- Stated exercise
Exact repetition is required: output every record in full.

- Entries provided
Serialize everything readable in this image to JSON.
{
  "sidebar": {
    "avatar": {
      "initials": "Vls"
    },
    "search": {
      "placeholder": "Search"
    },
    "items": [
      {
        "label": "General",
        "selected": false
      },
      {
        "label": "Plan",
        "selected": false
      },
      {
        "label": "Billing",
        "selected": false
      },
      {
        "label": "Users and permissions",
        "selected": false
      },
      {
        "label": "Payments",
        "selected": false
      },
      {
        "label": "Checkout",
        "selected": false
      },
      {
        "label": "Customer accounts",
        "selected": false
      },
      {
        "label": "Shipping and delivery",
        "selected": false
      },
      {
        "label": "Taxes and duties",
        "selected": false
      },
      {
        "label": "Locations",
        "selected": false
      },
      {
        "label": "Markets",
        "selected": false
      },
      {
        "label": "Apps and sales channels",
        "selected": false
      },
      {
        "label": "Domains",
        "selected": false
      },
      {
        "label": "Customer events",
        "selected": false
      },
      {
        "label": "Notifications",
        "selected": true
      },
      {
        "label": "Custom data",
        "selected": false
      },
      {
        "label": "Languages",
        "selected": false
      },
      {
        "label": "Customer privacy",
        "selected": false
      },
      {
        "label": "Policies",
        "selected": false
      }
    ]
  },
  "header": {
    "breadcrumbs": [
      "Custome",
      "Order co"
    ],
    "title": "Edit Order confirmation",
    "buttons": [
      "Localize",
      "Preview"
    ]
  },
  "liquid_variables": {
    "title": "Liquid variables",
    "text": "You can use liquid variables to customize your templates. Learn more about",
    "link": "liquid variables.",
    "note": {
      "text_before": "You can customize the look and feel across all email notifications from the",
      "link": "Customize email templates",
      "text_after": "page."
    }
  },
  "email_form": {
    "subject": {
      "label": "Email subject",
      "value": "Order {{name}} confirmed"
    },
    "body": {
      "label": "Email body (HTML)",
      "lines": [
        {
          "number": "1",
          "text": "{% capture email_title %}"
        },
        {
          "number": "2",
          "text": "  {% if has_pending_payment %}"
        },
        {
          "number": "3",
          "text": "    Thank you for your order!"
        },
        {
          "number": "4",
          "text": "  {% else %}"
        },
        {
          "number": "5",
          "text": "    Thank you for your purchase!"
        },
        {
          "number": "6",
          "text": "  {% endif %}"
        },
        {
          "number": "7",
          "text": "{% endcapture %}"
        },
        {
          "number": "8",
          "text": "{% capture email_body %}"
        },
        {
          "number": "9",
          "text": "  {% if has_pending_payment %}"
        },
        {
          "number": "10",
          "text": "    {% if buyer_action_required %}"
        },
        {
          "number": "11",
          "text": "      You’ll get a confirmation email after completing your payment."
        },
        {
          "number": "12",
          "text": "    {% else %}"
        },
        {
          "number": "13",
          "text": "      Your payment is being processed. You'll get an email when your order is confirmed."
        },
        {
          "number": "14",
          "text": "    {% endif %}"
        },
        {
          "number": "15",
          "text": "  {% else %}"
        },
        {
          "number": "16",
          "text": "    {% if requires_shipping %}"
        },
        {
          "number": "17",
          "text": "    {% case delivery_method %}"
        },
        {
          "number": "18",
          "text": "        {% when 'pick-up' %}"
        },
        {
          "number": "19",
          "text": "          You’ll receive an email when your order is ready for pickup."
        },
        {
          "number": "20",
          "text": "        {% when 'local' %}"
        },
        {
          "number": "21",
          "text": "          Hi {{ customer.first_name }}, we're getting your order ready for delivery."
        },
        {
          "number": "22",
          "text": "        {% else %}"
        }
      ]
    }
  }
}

- Reply to the exercise
Serialize everything readable in this image to JSON.
{
  "sidebar": {
    "avatar": {
      "initials": "Vls"
    },
    "search": {
      "placeholder": "Search"
    },
    "items": [
      {
        "label": "General",
        "selected": false
      },
      {
        "label": "Plan",
        "selected": false
      },
      {
        "label": "Billing",
        "selected": false
      },
      {
        "label": "Users and permissions",
        "selected": false
      },
      {
        "label": "Payments",
        "selected": false
      },
      {
        "label": "Checkout",
        "selected": false
      },
      {
        "label": "Customer accounts",
        "selected": false
      },
      {
        "label": "Shipping and delivery",
        "selected": false
      },
      {
        "label": "Taxes and duties",
        "selected": false
      },
      {
        "label": "Locations",
        "selected": false
      },
      {
        "label": "Markets",
        "selected": false
      },
      {
        "label": "Apps and sales channels",
        "selected": false
      },
      {
        "label": "Domains",
        "selected": false
      },
      {
        "label": "Customer events",
        "selected": false
      },
      {
        "label": "Notifications",
        "selected": true
      },
      {
        "label": "Custom data",
        "selected": false
      },
      {
        "label": "Languages",
        "selected": false
      },
      {
        "label": "Customer privacy",
        "selected": false
      },
      {
        "label": "Policies",
        "selected": false
      }
    ]
  },
  "header": {
    "breadcrumbs": [
      "Custome",
      "Order co"
    ],
    "title": "Edit Order confirmation",
    "buttons": [
      "Localize",
      "Preview"
    ]
  },
  "liquid_variables": {
    "title": "Liquid variables",
    "text": "You can use liquid variables to customize your templates. Learn more about",
    "link": "liquid variables.",
    "note": {
      "text_before": "You can customize the look and feel across all email notifications from the",
      "link": "Customize email templates",
      "text_after": "page."
    }
  },
  "email_form": {
    "subject": {
      "label": "Email subject",
      "value": "Order {{name}} confirmed"
    },
    "body": {
      "label": "Email body (HTML)",
      "lines": [
        {
          "number": "1",
          "text": "{% capture email_title %}"
        },
        {
          "number": "2",
          "text": "  {% if has_pending_payment %}"
        },
        {
          "number": "3",
          "text": "    Thank you for your order!"
        },
        {
          "number": "4",
          "text": "  {% else %}"
        },
        {
          "number": "5",
          "text": "    Thank you for your purchase!"
        },
        {
          "number": "6",
          "text": "  {% endif %}"
        },
        {
          "number": "7",
          "text": "{% endcapture %}"
        },
        {
          "number": "8",
          "text": "{% capture email_body %}"
        },
        {
          "number": "9",
          "text": "  {% if has_pending_payment %}"
        },
        {
          "number": "10",
          "text": "    {% if buyer_action_required %}"
        },
        {
          "number": "11",
          "text": "      You’ll get a confirmation email after completing your payment."
        },
        {
          "number": "12",
          "text": "    {% else %}"
        },
        {
          "number": "13",
          "text": "      Your payment is being processed. You'll get an email when your order is confirmed."
        },
        {
          "number": "14",
          "text": "    {% endif %}"
        },
        {
          "number": "15",
          "text": "  {% else %}"
        },
        {
          "number": "16",
          "text": "    {% if requires_shipping %}"
        },
        {
          "number": "17",
          "text": "    {% case delivery_method %}"
        },
        {
          "number": "18",
          "text": "        {% when 'pick-up' %}"
        },
        {
          "number": "19",
          "text": "          You’ll receive an email when your order is ready for pickup."
        },
        {
          "number": "20",
          "text": "        {% when 'local' %}"
        },
        {
          "number": "21",
          "text": "          Hi {{ customer.first_name }}, we're getting your order ready for delivery."
        },
        {
          "number": "22",
          "text": "        {% else %}"
        }
      ]
    }
  }
}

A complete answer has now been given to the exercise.